### REQUIRED WORK
Pick out each line in these entries that contains the string "所有我方单位的部署费用".

Records excerpted from a collection:
★ ★ ★ ★

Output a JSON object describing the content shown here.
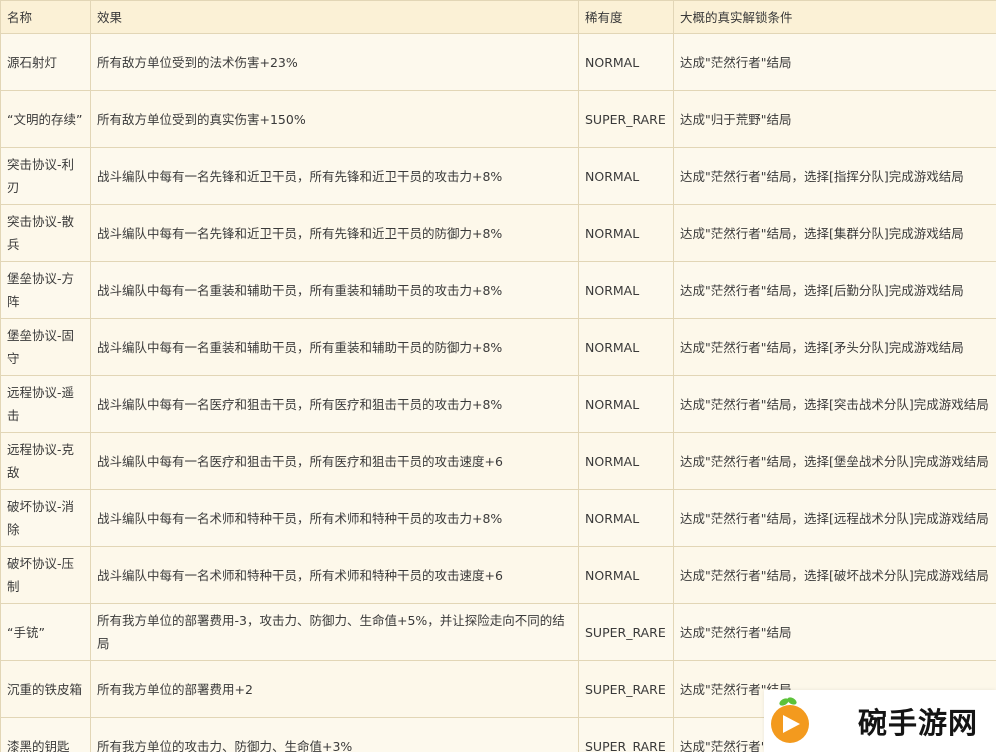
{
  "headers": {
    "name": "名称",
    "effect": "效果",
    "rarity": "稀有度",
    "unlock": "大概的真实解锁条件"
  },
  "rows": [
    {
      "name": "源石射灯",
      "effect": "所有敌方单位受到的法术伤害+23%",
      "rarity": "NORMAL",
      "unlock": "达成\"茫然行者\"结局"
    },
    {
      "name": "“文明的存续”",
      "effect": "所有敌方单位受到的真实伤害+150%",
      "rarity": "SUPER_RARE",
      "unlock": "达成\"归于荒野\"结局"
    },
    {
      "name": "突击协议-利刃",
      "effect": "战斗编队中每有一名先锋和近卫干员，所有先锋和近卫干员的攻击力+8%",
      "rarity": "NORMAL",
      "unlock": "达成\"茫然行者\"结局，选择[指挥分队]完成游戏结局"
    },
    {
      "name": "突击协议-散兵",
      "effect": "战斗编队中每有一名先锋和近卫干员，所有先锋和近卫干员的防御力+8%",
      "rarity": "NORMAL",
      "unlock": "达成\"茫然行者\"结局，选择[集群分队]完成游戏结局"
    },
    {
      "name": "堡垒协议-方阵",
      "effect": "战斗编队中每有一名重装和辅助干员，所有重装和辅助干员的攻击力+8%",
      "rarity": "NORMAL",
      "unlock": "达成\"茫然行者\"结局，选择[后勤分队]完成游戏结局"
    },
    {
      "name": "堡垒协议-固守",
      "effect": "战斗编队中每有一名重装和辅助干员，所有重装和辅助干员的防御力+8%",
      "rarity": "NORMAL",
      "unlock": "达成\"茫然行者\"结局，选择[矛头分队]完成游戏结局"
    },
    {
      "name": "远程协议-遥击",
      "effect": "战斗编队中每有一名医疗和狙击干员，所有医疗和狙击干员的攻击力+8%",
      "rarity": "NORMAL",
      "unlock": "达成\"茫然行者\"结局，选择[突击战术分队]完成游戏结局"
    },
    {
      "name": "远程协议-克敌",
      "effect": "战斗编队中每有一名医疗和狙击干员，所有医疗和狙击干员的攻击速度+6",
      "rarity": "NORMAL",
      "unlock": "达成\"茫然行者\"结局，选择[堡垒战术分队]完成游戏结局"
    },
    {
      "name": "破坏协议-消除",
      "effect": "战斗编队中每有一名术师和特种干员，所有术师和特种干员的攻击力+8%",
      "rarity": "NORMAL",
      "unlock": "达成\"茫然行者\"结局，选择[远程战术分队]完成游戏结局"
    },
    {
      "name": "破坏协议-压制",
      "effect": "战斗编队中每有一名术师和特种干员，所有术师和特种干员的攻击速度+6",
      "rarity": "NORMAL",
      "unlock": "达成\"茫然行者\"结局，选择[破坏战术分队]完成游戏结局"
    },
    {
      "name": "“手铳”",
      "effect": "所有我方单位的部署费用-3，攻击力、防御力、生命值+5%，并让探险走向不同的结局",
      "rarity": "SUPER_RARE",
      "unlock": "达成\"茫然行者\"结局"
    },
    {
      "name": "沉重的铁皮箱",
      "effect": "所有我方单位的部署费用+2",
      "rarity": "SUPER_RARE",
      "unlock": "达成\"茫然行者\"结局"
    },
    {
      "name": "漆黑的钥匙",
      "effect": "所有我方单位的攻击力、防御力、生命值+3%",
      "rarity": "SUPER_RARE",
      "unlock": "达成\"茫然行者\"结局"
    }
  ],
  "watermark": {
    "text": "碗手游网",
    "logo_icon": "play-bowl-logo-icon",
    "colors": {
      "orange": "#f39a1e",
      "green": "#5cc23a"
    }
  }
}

★ ★ ★ ★

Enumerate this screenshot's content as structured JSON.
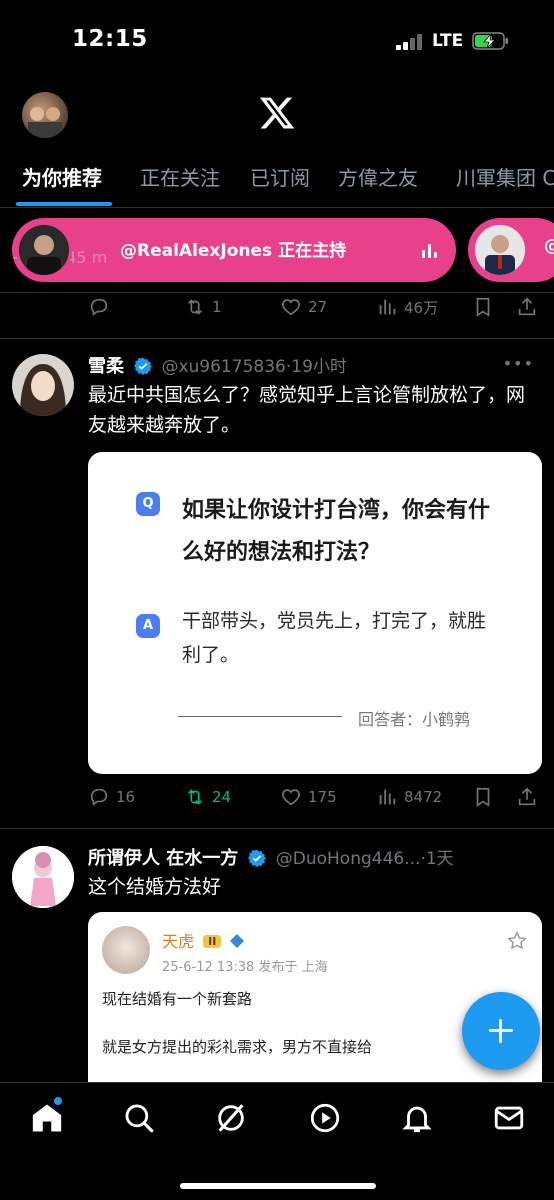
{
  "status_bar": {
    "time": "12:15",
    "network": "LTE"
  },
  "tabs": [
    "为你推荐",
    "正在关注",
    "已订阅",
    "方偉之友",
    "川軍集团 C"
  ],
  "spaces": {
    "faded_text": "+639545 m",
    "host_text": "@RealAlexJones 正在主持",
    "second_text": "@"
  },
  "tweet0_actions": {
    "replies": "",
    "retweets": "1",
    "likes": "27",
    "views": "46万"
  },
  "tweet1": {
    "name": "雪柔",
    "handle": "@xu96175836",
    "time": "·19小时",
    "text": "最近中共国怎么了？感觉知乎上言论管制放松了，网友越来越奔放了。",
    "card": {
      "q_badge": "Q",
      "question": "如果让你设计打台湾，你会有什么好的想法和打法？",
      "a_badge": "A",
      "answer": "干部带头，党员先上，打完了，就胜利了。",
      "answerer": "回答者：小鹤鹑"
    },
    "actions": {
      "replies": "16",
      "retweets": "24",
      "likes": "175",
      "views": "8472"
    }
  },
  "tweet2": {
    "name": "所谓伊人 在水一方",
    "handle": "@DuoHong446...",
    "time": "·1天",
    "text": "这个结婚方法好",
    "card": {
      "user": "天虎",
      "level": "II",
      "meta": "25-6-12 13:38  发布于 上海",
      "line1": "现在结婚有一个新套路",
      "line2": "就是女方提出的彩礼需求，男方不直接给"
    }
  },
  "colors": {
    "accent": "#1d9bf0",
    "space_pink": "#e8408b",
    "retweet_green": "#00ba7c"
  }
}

★ ★ ★ ★

### PROBLEM SOLUTION
      "effect": "所有我方单位的部署费用-3，攻击力、防御力、生命值+5%，并让探险走向不同的结局",
      "effect": "所有我方单位的部署费用+2",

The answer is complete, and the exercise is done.